▶ **Exercise**
Transcribe the material in full, exactly as written.
— START OF Dataset entries —
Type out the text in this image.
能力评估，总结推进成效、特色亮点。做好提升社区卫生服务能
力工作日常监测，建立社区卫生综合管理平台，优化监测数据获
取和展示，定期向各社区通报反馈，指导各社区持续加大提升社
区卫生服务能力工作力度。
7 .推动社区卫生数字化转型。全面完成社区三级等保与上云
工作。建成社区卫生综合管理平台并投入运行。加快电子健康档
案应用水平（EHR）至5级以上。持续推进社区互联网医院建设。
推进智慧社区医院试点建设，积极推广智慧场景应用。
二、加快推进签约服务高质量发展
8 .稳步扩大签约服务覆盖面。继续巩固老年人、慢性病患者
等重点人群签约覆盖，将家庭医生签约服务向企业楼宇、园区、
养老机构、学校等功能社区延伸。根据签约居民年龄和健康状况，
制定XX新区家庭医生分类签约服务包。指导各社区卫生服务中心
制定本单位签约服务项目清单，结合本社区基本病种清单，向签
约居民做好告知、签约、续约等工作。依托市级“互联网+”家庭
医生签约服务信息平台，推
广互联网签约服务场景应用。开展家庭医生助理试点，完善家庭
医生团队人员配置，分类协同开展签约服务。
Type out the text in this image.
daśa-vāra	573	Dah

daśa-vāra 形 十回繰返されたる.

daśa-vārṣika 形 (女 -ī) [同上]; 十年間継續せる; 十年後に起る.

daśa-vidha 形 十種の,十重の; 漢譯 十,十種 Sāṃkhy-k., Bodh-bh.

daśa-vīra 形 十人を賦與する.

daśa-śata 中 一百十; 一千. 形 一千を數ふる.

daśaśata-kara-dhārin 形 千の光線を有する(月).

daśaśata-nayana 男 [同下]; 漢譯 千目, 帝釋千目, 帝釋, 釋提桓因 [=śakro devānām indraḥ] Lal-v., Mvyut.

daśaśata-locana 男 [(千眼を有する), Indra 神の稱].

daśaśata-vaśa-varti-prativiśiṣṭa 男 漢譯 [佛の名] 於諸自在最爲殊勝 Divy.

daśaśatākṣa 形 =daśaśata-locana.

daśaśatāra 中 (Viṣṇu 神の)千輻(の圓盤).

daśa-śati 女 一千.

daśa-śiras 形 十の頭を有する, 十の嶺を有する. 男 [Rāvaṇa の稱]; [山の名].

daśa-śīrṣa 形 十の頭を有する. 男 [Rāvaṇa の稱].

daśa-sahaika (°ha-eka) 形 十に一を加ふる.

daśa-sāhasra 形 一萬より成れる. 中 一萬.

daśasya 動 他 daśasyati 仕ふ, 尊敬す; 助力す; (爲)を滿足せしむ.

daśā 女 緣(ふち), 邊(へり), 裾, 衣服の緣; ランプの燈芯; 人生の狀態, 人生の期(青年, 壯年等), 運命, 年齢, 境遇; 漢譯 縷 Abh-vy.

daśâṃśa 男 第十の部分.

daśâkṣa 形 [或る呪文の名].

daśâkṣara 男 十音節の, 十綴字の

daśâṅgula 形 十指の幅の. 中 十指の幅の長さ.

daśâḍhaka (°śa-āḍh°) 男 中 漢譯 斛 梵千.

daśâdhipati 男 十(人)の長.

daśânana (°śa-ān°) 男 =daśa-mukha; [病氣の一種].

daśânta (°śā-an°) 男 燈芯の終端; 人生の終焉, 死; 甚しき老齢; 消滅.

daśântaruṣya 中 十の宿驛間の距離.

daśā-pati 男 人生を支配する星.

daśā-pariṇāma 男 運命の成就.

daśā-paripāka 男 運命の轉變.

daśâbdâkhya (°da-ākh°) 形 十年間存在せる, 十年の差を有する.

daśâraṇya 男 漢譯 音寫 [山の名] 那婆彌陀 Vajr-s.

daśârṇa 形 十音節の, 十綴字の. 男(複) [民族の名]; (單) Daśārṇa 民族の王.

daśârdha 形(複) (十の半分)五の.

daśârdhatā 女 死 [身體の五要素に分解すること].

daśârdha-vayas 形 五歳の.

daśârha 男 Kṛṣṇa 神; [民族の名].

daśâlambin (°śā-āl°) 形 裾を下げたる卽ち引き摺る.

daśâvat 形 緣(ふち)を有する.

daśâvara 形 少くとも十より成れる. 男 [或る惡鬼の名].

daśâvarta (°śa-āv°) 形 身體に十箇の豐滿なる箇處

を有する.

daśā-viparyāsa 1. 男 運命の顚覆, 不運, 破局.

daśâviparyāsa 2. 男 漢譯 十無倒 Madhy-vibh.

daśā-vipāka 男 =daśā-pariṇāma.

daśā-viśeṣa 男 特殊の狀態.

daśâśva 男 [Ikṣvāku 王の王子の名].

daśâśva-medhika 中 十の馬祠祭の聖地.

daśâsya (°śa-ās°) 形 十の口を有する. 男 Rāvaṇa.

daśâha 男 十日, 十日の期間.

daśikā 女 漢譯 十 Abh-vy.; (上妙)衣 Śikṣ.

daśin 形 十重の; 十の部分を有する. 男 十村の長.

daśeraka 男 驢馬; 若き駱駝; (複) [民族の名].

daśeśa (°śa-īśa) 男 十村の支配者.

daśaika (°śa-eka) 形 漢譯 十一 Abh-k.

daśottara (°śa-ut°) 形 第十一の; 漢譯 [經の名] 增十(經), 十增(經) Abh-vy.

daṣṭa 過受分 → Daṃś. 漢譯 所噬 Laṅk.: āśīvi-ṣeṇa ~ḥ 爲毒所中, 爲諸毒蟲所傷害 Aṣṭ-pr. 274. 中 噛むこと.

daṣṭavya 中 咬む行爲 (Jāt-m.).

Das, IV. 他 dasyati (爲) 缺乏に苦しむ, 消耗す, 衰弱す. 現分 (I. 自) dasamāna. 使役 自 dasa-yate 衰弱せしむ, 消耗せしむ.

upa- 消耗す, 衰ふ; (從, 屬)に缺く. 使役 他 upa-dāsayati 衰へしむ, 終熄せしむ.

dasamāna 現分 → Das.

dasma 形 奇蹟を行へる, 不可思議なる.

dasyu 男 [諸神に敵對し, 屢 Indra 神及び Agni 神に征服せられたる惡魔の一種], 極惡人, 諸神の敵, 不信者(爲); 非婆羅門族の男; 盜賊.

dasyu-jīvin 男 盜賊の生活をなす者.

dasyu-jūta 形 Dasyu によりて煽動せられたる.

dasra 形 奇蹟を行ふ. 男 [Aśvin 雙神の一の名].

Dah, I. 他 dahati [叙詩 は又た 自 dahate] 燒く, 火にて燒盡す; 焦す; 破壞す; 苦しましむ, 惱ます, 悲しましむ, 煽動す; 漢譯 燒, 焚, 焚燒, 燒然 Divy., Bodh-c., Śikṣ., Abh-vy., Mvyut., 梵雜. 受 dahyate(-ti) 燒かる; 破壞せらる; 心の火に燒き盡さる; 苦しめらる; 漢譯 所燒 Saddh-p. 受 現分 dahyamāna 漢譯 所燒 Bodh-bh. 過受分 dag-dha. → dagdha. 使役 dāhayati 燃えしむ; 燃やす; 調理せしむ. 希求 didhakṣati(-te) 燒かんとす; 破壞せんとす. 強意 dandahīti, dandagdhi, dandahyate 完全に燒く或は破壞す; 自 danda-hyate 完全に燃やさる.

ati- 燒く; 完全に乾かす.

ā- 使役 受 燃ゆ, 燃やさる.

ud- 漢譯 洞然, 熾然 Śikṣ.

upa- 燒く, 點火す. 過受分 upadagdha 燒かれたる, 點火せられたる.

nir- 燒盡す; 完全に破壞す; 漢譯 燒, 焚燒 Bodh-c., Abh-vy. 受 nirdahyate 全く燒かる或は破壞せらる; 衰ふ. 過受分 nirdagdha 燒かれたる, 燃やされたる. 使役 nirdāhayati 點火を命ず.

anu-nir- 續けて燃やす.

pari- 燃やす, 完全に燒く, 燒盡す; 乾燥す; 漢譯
— END OF Dataset entries —
▶ **Task answer**
Type out the text in this image.
能力评估，总结推进成效、特色亮点。做好提升社区卫生服务能
力工作日常监测，建立社区卫生综合管理平台，优化监测数据获
取和展示，定期向各社区通报反馈，指导各社区持续加大提升社
区卫生服务能力工作力度。
7 .推动社区卫生数字化转型。全面完成社区三级等保与上云
工作。建成社区卫生综合管理平台并投入运行。加快电子健康档
案应用水平（EHR）至5级以上。持续推进社区互联网医院建设。
推进智慧社区医院试点建设，积极推广智慧场景应用。
二、加快推进签约服务高质量发展
8 .稳步扩大签约服务覆盖面。继续巩固老年人、慢性病患者
等重点人群签约覆盖，将家庭医生签约服务向企业楼宇、园区、
养老机构、学校等功能社区延伸。根据签约居民年龄和健康状况，
制定XX新区家庭医生分类签约服务包。指导各社区卫生服务中心
制定本单位签约服务项目清单，结合本社区基本病种清单，向签
约居民做好告知、签约、续约等工作。依托市级“互联网+”家庭
医生签约服务信息平台，推
广互联网签约服务场景应用。开展家庭医生助理试点，完善家庭
医生团队人员配置，分类协同开展签约服务。
Type out the text in this image.
daśa-vāra	573	Dah

daśa-vāra 形 十回繰返されたる.

daśa-vārṣika 形 (女 -ī) [同上]; 十年間継續せる; 十年後に起る.

daśa-vidha 形 十種の,十重の; 漢譯 十,十種 Sāṃkhy-k., Bodh-bh.

daśa-vīra 形 十人を賦與する.

daśa-śata 中 一百十; 一千. 形 一千を數ふる.

daśaśata-kara-dhārin 形 千の光線を有する(月).

daśaśata-nayana 男 [同下]; 漢譯 千目, 帝釋千目, 帝釋, 釋提桓因 [=śakro devānām indraḥ] Lal-v., Mvyut.

daśaśata-locana 男 [(千眼を有する), Indra 神の稱].

daśaśata-vaśa-varti-prativiśiṣṭa 男 漢譯 [佛の名] 於諸自在最爲殊勝 Divy.

daśaśatākṣa 形 =daśaśata-locana.

daśaśatāra 中 (Viṣṇu 神の)千輻(の圓盤).

daśa-śati 女 一千.

daśa-śiras 形 十の頭を有する, 十の嶺を有する. 男 [Rāvaṇa の稱]; [山の名].

daśa-śīrṣa 形 十の頭を有する. 男 [Rāvaṇa の稱].

daśa-sahaika (°ha-eka) 形 十に一を加ふる.

daśa-sāhasra 形 一萬より成れる. 中 一萬.

daśasya 動 他 daśasyati 仕ふ, 尊敬す; 助力す; (爲)を滿足せしむ.

daśā 女 緣(ふち), 邊(へり), 裾, 衣服の緣; ランプの燈芯; 人生の狀態, 人生の期(青年, 壯年等), 運命, 年齢, 境遇; 漢譯 縷 Abh-vy.

daśâṃśa 男 第十の部分.

daśâkṣa 形 [或る呪文の名].

daśâkṣara 男 十音節の, 十綴字の

daśâṅgula 形 十指の幅の. 中 十指の幅の長さ.

daśâḍhaka (°śa-āḍh°) 男 中 漢譯 斛 梵千.

daśâdhipati 男 十(人)の長.

daśânana (°śa-ān°) 男 =daśa-mukha; [病氣の一種].

daśânta (°śā-an°) 男 燈芯の終端; 人生の終焉, 死; 甚しき老齢; 消滅.

daśântaruṣya 中 十の宿驛間の距離.

daśā-pati 男 人生を支配する星.

daśā-pariṇāma 男 運命の成就.

daśā-paripāka 男 運命の轉變.

daśâbdâkhya (°da-ākh°) 形 十年間存在せる, 十年の差を有する.

daśâraṇya 男 漢譯 音寫 [山の名] 那婆彌陀 Vajr-s.

daśârṇa 形 十音節の, 十綴字の. 男(複) [民族の名]; (單) Daśārṇa 民族の王.

daśârdha 形(複) (十の半分)五の.

daśârdhatā 女 死 [身體の五要素に分解すること].

daśârdha-vayas 形 五歳の.

daśârha 男 Kṛṣṇa 神; [民族の名].

daśâlambin (°śā-āl°) 形 裾を下げたる卽ち引き摺る.

daśâvat 形 緣(ふち)を有する.

daśâvara 形 少くとも十より成れる. 男 [或る惡鬼の名].

daśâvarta (°śa-āv°) 形 身體に十箇の豐滿なる箇處

を有する.

daśā-viparyāsa 1. 男 運命の顚覆, 不運, 破局.

daśâviparyāsa 2. 男 漢譯 十無倒 Madhy-vibh.

daśā-vipāka 男 =daśā-pariṇāma.

daśā-viśeṣa 男 特殊の狀態.

daśâśva 男 [Ikṣvāku 王の王子の名].

daśâśva-medhika 中 十の馬祠祭の聖地.

daśâsya (°śa-ās°) 形 十の口を有する. 男 Rāvaṇa.

daśâha 男 十日, 十日の期間.

daśikā 女 漢譯 十 Abh-vy.; (上妙)衣 Śikṣ.

daśin 形 十重の; 十の部分を有する. 男 十村の長.

daśeraka 男 驢馬; 若き駱駝; (複) [民族の名].

daśeśa (°śa-īśa) 男 十村の支配者.

daśaika (°śa-eka) 形 漢譯 十一 Abh-k.

daśottara (°śa-ut°) 形 第十一の; 漢譯 [經の名] 增十(經), 十增(經) Abh-vy.

daṣṭa 過受分 → Daṃś. 漢譯 所噬 Laṅk.: āśīvi-ṣeṇa ~ḥ 爲毒所中, 爲諸毒蟲所傷害 Aṣṭ-pr. 274. 中 噛むこと.

daṣṭavya 中 咬む行爲 (Jāt-m.).

Das, IV. 他 dasyati (爲) 缺乏に苦しむ, 消耗す, 衰弱す. 現分 (I. 自) dasamāna. 使役 自 dasa-yate 衰弱せしむ, 消耗せしむ.

upa- 消耗す, 衰ふ; (從, 屬)に缺く. 使役 他 upa-dāsayati 衰へしむ, 終熄せしむ.

dasamāna 現分 → Das.

dasma 形 奇蹟を行へる, 不可思議なる.

dasyu 男 [諸神に敵對し, 屢 Indra 神及び Agni 神に征服せられたる惡魔の一種], 極惡人, 諸神の敵, 不信者(爲); 非婆羅門族の男; 盜賊.

dasyu-jīvin 男 盜賊の生活をなす者.

dasyu-jūta 形 Dasyu によりて煽動せられたる.

dasra 形 奇蹟を行ふ. 男 [Aśvin 雙神の一の名].

Dah, I. 他 dahati [叙詩 は又た 自 dahate] 燒く, 火にて燒盡す; 焦す; 破壞す; 苦しましむ, 惱ます, 悲しましむ, 煽動す; 漢譯 燒, 焚, 焚燒, 燒然 Divy., Bodh-c., Śikṣ., Abh-vy., Mvyut., 梵雜. 受 dahyate(-ti) 燒かる; 破壞せらる; 心の火に燒き盡さる; 苦しめらる; 漢譯 所燒 Saddh-p. 受 現分 dahyamāna 漢譯 所燒 Bodh-bh. 過受分 dag-dha. → dagdha. 使役 dāhayati 燃えしむ; 燃やす; 調理せしむ. 希求 didhakṣati(-te) 燒かんとす; 破壞せんとす. 強意 dandahīti, dandagdhi, dandahyate 完全に燒く或は破壞す; 自 danda-hyate 完全に燃やさる.

ati- 燒く; 完全に乾かす.

ā- 使役 受 燃ゆ, 燃やさる.

ud- 漢譯 洞然, 熾然 Śikṣ.

upa- 燒く, 點火す. 過受分 upadagdha 燒かれたる, 點火せられたる.

nir- 燒盡す; 完全に破壞す; 漢譯 燒, 焚燒 Bodh-c., Abh-vy. 受 nirdahyate 全く燒かる或は破壞せらる; 衰ふ. 過受分 nirdagdha 燒かれたる, 燃やされたる. 使役 nirdāhayati 點火を命ず.

anu-nir- 續けて燃やす.

pari- 燃やす, 完全に燒く, 燒盡す; 乾燥す; 漢譯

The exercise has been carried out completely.